──────── RECORDS ────────

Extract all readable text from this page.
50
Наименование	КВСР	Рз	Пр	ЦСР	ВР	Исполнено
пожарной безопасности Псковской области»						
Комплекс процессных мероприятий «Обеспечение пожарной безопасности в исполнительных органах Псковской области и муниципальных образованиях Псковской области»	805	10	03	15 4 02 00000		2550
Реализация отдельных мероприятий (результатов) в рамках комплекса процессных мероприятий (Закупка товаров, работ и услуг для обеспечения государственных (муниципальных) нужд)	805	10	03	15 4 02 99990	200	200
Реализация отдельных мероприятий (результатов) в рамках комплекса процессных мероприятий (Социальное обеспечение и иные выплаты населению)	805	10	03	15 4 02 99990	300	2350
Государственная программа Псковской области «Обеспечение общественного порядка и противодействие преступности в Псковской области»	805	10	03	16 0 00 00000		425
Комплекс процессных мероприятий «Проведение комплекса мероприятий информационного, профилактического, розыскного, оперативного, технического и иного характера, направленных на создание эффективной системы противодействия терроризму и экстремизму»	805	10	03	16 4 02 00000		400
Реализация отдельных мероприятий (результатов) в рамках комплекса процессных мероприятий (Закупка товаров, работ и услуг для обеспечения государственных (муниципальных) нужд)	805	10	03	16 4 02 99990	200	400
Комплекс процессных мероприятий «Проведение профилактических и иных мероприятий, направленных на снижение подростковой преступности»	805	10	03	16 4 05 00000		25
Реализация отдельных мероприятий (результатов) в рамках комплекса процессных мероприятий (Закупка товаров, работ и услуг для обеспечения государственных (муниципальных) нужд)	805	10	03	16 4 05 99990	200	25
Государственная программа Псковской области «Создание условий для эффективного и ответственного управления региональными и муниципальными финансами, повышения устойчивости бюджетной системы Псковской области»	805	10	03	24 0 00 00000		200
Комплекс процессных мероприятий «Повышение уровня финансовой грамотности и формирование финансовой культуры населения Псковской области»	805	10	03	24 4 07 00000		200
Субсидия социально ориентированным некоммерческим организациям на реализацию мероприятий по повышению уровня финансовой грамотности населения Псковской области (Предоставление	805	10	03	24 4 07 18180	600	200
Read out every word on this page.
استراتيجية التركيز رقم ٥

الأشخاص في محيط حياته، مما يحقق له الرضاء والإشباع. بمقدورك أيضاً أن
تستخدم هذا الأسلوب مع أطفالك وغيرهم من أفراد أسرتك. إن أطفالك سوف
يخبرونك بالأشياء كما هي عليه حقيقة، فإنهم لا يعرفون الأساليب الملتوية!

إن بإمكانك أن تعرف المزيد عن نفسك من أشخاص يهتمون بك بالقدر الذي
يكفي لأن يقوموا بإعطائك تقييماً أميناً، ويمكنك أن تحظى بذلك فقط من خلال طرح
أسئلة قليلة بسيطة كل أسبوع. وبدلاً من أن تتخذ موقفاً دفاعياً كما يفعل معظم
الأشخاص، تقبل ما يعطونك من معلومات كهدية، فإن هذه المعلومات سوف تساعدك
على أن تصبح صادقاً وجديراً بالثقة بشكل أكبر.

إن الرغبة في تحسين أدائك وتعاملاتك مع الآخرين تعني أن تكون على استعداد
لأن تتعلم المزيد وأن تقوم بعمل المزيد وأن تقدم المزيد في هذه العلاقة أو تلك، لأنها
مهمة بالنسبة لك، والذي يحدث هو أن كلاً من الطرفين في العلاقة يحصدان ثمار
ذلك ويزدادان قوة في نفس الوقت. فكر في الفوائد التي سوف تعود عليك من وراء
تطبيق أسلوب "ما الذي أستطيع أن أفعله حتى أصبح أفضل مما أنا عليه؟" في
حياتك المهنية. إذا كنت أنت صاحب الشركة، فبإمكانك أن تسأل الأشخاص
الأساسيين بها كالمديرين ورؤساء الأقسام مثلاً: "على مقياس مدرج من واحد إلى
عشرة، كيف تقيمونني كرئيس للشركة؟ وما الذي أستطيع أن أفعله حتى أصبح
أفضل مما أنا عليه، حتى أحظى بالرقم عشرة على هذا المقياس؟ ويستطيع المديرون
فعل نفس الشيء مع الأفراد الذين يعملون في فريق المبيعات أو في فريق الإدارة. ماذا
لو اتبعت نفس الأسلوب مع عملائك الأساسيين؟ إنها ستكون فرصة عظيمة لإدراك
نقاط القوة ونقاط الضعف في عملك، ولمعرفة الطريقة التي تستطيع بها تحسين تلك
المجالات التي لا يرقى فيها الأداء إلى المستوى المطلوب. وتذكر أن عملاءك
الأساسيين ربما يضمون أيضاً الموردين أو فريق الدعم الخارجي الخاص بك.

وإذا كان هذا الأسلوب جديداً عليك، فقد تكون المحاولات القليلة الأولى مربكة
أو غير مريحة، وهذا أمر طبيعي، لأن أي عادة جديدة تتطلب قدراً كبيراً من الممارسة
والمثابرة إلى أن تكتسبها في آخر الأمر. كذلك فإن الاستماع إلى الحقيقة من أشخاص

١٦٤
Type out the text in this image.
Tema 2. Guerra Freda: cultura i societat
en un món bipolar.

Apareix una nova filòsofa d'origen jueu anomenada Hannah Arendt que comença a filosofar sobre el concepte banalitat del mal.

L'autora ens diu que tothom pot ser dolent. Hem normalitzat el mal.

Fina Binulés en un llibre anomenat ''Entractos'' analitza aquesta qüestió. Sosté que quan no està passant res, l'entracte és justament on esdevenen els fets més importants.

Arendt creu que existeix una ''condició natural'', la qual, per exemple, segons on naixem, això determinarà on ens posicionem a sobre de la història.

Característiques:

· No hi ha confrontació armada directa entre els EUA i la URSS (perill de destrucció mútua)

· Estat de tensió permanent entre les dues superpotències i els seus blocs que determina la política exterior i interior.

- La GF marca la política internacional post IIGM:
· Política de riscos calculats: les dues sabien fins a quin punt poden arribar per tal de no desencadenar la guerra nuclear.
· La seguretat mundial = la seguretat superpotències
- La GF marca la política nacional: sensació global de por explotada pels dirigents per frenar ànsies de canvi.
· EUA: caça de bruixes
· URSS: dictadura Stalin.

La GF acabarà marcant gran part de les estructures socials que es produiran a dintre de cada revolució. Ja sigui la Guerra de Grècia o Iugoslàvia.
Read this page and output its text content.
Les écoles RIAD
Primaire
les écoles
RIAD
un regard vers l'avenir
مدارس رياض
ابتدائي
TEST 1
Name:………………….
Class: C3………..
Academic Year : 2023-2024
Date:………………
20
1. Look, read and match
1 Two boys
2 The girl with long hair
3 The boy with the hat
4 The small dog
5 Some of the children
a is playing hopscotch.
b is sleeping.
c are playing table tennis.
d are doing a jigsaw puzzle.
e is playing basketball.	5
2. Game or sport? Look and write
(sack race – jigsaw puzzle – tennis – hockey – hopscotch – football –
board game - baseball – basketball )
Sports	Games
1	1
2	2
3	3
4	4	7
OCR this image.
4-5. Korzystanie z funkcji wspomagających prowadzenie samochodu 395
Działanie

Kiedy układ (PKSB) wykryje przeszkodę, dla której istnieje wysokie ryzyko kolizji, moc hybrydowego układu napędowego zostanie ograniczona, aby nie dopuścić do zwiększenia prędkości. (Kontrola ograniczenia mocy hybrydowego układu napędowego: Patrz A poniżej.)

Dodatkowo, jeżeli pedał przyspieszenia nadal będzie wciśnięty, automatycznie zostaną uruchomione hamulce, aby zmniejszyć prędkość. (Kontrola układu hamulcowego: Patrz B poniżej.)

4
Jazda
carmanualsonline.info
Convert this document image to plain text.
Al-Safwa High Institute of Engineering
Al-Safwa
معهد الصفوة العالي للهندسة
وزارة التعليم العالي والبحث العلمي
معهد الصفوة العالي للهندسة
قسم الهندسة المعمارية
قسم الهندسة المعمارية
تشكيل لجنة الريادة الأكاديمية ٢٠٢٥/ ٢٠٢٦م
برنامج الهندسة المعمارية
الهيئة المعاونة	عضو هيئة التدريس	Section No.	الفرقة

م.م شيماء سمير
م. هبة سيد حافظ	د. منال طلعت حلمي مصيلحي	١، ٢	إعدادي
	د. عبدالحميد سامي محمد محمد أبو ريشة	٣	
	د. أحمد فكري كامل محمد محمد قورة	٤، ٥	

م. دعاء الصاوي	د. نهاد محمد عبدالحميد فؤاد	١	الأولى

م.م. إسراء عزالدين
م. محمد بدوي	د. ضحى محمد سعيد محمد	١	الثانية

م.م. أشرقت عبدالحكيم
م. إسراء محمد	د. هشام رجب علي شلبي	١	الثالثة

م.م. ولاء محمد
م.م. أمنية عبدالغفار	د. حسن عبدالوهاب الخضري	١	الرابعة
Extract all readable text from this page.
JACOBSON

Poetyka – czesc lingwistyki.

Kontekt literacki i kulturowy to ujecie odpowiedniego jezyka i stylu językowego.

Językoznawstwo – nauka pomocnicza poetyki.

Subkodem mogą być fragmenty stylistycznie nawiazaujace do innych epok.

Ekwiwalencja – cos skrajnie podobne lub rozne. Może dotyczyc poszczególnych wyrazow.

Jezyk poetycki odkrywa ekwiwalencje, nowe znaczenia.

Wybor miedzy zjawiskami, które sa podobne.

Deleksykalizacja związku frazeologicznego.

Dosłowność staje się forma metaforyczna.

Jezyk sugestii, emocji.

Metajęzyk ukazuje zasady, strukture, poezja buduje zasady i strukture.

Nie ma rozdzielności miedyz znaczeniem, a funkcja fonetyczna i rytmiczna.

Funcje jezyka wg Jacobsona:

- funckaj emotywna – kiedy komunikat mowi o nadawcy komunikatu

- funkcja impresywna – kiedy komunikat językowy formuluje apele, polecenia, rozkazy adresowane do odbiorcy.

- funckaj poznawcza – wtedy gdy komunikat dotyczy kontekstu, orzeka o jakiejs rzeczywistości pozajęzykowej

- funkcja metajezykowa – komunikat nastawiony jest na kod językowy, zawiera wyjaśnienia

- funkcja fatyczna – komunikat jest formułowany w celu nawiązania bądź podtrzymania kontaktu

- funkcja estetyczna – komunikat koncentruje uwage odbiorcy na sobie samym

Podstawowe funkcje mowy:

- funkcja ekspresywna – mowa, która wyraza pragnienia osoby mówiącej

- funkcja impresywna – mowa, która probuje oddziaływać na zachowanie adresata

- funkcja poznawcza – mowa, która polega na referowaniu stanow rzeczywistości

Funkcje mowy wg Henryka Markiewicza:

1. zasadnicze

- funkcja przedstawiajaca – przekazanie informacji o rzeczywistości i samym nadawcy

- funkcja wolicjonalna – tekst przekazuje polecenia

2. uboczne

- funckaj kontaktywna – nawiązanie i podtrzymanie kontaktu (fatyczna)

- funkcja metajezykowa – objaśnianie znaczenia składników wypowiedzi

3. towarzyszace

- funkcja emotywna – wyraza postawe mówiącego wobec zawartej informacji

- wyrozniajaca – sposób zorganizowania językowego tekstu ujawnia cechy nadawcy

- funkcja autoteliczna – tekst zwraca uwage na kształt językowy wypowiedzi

────────

▶ _GOAL_: Gather from the records above every line containing the string "tennis".

▶ _SOLUTION BELOW_:
c are playing table tennis.
(sack race – jigsaw puzzle – tennis – hockey – hopscotch – football –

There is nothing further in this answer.